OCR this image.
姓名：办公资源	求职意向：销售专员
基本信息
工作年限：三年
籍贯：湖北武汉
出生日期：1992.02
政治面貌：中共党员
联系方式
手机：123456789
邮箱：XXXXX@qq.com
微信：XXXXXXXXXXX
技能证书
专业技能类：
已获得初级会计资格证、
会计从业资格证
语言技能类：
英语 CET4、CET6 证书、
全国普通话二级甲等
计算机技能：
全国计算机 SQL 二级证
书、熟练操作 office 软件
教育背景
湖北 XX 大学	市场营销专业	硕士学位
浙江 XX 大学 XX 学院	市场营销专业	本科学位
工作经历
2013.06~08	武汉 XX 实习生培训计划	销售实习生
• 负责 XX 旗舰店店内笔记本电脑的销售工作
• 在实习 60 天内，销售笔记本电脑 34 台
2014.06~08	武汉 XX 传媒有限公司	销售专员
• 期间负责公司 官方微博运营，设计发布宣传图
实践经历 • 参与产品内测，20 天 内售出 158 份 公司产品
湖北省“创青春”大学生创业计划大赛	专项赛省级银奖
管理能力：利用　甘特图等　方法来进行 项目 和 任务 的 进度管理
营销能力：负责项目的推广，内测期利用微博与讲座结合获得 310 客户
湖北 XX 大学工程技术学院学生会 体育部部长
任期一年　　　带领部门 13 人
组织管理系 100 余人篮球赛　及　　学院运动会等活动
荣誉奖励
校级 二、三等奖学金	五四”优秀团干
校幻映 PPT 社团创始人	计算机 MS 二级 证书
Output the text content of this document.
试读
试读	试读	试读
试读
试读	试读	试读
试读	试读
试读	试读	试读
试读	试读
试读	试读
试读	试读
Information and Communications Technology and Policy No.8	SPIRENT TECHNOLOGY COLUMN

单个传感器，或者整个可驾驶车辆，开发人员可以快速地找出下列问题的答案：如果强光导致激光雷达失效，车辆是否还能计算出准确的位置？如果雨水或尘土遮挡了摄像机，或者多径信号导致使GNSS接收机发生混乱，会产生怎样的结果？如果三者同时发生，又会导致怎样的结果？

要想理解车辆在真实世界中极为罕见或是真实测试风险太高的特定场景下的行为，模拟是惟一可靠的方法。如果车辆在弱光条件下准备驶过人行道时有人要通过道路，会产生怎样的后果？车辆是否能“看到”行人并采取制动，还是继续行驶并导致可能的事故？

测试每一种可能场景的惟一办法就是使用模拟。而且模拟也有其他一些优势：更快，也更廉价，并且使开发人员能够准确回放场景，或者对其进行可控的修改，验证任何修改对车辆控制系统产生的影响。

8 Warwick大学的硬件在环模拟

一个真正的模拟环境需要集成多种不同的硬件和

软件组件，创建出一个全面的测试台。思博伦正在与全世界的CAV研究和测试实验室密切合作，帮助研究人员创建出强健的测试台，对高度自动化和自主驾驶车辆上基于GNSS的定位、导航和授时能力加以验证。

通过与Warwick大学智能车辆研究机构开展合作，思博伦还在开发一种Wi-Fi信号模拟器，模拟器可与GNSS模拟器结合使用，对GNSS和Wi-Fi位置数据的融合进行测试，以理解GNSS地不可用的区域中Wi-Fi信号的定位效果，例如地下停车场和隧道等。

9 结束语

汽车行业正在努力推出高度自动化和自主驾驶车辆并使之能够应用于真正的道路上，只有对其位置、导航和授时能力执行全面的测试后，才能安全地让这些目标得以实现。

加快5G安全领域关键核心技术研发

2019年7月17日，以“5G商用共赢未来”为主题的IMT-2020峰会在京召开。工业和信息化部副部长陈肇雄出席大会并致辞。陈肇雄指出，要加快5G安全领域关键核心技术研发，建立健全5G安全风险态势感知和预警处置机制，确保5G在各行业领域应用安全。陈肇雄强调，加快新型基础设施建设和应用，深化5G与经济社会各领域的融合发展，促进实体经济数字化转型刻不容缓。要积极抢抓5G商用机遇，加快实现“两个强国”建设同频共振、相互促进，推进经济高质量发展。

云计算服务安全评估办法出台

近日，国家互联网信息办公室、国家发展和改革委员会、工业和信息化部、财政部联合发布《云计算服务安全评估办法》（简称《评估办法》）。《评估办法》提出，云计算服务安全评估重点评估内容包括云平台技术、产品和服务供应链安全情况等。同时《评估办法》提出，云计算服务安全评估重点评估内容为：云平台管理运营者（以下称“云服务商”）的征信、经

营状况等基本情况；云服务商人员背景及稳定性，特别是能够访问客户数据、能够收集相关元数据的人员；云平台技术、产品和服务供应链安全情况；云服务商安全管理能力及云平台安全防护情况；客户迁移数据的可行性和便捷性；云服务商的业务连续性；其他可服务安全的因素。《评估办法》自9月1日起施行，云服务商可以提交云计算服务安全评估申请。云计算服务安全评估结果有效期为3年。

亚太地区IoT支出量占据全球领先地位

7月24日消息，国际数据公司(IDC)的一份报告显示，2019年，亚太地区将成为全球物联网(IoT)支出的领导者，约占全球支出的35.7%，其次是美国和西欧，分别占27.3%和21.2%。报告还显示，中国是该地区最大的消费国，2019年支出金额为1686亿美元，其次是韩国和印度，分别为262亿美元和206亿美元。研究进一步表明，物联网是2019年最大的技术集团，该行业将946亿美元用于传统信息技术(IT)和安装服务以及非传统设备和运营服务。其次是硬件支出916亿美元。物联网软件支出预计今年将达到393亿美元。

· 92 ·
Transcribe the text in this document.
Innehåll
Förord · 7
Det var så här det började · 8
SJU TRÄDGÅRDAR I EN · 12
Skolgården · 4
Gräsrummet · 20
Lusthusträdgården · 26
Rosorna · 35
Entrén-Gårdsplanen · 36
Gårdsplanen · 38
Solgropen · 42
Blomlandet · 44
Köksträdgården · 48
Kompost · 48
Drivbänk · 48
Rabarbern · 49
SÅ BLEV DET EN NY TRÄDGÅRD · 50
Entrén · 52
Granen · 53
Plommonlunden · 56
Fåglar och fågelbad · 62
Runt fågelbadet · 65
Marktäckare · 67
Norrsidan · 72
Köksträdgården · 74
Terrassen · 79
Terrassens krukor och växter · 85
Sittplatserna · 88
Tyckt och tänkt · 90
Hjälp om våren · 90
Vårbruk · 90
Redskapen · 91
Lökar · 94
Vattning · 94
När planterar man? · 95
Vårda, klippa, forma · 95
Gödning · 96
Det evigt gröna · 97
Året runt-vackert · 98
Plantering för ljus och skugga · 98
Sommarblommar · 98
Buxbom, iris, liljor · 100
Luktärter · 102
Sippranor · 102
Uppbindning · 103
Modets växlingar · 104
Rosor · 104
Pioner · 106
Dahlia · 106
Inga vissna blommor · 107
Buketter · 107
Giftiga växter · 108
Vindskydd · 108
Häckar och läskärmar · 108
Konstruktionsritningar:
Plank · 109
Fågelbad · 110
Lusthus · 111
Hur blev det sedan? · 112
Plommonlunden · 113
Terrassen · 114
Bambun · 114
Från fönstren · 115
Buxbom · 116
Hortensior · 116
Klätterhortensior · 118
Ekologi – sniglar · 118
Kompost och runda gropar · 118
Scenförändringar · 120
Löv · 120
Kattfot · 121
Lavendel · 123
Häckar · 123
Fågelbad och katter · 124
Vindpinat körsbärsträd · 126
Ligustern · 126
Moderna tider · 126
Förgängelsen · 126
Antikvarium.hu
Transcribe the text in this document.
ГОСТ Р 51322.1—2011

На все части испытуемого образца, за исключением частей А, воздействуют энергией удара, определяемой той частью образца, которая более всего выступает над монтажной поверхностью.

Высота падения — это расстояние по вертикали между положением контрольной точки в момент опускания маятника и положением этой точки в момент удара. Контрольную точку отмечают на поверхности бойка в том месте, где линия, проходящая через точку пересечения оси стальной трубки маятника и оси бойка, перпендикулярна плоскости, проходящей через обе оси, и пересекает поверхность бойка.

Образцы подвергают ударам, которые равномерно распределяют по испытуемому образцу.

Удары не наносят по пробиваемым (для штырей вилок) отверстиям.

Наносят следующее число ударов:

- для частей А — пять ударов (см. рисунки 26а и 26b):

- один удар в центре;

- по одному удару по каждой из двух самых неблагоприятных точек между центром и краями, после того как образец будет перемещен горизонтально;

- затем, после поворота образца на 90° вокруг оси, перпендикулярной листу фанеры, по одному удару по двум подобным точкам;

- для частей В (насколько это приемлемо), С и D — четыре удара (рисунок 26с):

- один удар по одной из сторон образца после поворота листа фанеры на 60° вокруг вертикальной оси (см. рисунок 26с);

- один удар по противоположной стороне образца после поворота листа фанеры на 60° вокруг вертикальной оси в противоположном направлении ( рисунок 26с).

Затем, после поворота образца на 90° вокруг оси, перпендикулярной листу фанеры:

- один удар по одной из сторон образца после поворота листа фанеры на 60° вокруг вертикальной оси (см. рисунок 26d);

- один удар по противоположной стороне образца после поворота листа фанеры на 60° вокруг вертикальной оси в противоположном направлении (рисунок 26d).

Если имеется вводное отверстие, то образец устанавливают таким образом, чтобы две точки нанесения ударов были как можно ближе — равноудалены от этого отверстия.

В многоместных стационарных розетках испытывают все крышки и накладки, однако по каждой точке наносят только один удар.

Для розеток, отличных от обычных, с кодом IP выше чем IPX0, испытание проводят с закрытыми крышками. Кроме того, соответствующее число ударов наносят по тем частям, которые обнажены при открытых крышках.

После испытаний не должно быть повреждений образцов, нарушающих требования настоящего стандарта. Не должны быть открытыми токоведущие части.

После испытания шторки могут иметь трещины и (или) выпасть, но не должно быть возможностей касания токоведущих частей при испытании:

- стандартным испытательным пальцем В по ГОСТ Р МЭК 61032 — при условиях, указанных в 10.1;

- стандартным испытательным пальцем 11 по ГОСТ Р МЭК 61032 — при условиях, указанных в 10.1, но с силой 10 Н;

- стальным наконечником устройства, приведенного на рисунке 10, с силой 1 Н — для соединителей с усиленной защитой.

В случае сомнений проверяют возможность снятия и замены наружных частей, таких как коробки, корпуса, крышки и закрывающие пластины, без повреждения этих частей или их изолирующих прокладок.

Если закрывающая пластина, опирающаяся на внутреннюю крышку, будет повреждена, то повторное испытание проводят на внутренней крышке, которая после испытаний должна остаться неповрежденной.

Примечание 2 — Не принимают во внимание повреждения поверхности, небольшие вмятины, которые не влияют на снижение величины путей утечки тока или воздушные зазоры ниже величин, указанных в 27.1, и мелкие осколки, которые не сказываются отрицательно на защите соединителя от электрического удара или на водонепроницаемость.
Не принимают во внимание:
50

+ + + + + + +

**WORK TO DO:** Among the lines of the material, find those that hold the word "испытательным" and copy them.

**WRITTEN ANSWER:**
- стандартным испытательным пальцем В по ГОСТ Р МЭК 61032 — при условиях, указанных в 10.1;
- стандартным испытательным пальцем 11 по ГОСТ Р МЭК 61032 — при условиях, указанных в 10.1, но с силой 10 Н;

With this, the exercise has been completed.